• [Exercise]: Go through the records below and show every line with the string "number".
-------- Data supplied
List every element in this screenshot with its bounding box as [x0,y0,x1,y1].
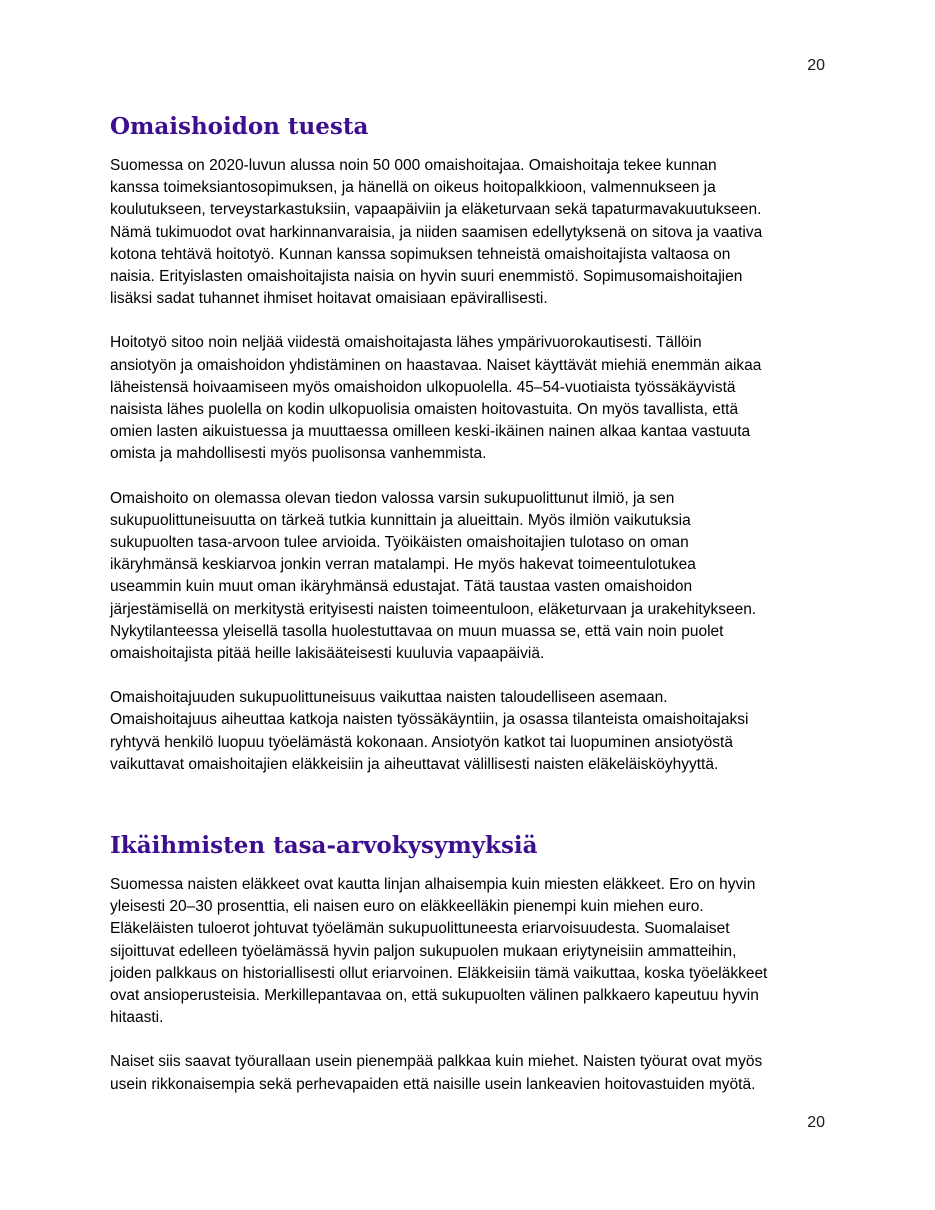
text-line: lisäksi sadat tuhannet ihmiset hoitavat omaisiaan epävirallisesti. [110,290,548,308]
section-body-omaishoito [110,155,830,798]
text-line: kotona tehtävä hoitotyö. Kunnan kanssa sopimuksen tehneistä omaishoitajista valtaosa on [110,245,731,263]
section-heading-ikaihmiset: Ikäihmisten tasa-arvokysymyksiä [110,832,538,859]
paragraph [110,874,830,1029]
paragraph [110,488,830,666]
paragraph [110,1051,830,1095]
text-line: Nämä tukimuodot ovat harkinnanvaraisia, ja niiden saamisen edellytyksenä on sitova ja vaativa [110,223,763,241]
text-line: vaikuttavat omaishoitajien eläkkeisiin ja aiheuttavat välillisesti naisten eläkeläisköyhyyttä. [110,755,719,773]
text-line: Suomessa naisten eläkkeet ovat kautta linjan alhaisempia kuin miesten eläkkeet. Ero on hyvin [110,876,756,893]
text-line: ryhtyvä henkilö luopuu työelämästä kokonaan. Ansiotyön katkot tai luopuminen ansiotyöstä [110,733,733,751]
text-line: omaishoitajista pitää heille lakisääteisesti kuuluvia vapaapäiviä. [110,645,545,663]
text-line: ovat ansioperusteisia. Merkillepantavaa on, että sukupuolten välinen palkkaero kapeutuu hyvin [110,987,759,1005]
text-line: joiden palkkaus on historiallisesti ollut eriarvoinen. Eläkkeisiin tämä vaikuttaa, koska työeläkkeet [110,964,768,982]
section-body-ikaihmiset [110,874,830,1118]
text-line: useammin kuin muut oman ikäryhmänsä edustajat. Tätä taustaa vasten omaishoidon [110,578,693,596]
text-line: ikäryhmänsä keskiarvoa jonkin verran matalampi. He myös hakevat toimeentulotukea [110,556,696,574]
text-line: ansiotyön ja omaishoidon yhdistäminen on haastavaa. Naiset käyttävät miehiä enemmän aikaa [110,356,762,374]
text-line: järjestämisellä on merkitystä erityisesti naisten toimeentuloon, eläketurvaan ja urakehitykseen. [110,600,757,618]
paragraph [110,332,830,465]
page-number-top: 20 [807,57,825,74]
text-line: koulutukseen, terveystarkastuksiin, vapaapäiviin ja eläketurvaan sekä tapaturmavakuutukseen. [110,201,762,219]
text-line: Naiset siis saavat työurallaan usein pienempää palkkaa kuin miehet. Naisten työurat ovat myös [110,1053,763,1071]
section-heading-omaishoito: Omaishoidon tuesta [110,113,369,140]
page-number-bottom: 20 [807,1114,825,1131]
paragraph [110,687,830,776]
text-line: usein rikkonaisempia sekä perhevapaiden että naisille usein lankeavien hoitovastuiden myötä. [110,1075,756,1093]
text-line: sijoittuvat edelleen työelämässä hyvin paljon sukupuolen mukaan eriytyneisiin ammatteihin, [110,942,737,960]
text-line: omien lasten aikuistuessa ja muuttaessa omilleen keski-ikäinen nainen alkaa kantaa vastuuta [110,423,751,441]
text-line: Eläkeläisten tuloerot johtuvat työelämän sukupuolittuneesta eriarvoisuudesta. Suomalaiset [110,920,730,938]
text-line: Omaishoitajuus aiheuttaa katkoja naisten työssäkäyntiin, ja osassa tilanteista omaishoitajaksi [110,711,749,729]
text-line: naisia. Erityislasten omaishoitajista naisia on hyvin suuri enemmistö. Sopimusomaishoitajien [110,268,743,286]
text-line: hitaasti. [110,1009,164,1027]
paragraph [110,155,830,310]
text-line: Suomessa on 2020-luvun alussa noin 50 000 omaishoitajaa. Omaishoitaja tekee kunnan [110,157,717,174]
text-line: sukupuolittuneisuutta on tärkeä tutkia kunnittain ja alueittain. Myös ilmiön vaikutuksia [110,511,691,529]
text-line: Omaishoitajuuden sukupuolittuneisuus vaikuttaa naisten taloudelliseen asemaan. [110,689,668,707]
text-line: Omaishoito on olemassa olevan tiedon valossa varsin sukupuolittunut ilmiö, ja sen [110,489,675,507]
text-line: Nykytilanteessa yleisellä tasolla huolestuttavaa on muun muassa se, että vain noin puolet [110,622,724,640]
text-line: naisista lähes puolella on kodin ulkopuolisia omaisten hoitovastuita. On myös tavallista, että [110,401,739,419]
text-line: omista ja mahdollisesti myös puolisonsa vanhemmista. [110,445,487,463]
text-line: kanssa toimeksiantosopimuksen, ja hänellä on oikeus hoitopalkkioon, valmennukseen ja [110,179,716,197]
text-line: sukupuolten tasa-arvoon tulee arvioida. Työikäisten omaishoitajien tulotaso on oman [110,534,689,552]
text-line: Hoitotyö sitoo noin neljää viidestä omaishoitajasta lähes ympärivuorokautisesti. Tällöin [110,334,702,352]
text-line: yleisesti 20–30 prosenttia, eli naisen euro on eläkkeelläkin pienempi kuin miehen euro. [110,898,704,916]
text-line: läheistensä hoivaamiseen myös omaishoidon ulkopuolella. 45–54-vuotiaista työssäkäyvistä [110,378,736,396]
----------------
• [Result for this exercise]:
page-number-top: 20 [807,57,825,74]
page-number-bottom: 20 [807,1114,825,1131]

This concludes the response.